→ **Problem**:
The entries that follow should be written out exactly.

→ **Collection entries**:
----------

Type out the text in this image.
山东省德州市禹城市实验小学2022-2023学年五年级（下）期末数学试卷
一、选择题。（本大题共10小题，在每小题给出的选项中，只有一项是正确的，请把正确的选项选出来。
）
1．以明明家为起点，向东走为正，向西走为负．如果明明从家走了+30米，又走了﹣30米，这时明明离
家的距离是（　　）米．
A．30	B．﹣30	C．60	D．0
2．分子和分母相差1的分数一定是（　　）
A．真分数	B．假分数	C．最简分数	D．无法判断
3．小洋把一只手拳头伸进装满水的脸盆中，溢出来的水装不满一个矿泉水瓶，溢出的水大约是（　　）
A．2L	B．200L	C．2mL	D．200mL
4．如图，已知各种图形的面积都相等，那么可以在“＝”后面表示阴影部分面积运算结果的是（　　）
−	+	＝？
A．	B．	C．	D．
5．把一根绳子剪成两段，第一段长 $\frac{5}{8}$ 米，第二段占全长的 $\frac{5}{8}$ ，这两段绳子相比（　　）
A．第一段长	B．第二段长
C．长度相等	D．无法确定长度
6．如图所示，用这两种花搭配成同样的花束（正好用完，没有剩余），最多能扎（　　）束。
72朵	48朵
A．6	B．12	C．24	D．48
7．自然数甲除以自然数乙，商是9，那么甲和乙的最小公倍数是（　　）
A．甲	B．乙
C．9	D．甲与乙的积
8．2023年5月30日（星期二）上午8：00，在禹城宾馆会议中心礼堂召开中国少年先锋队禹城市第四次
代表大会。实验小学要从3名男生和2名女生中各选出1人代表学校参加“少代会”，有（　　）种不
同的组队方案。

----------

→ **Reply**:
Type out the text in this image.
山东省德州市禹城市实验小学2022-2023学年五年级（下）期末数学试卷
一、选择题。（本大题共10小题，在每小题给出的选项中，只有一项是正确的，请把正确的选项选出来。
）
1．以明明家为起点，向东走为正，向西走为负．如果明明从家走了+30米，又走了﹣30米，这时明明离
家的距离是（　　）米．
A．30	B．﹣30	C．60	D．0
2．分子和分母相差1的分数一定是（　　）
A．真分数	B．假分数	C．最简分数	D．无法判断
3．小洋把一只手拳头伸进装满水的脸盆中，溢出来的水装不满一个矿泉水瓶，溢出的水大约是（　　）
A．2L	B．200L	C．2mL	D．200mL
4．如图，已知各种图形的面积都相等，那么可以在“＝”后面表示阴影部分面积运算结果的是（　　）
−	+	＝？
A．	B．	C．	D．
5．把一根绳子剪成两段，第一段长 $\frac{5}{8}$ 米，第二段占全长的 $\frac{5}{8}$ ，这两段绳子相比（　　）
A．第一段长	B．第二段长
C．长度相等	D．无法确定长度
6．如图所示，用这两种花搭配成同样的花束（正好用完，没有剩余），最多能扎（　　）束。
72朵	48朵
A．6	B．12	C．24	D．48
7．自然数甲除以自然数乙，商是9，那么甲和乙的最小公倍数是（　　）
A．甲	B．乙
C．9	D．甲与乙的积
8．2023年5月30日（星期二）上午8：00，在禹城宾馆会议中心礼堂召开中国少年先锋队禹城市第四次
代表大会。实验小学要从3名男生和2名女生中各选出1人代表学校参加“少代会”，有（　　）种不
同的组队方案。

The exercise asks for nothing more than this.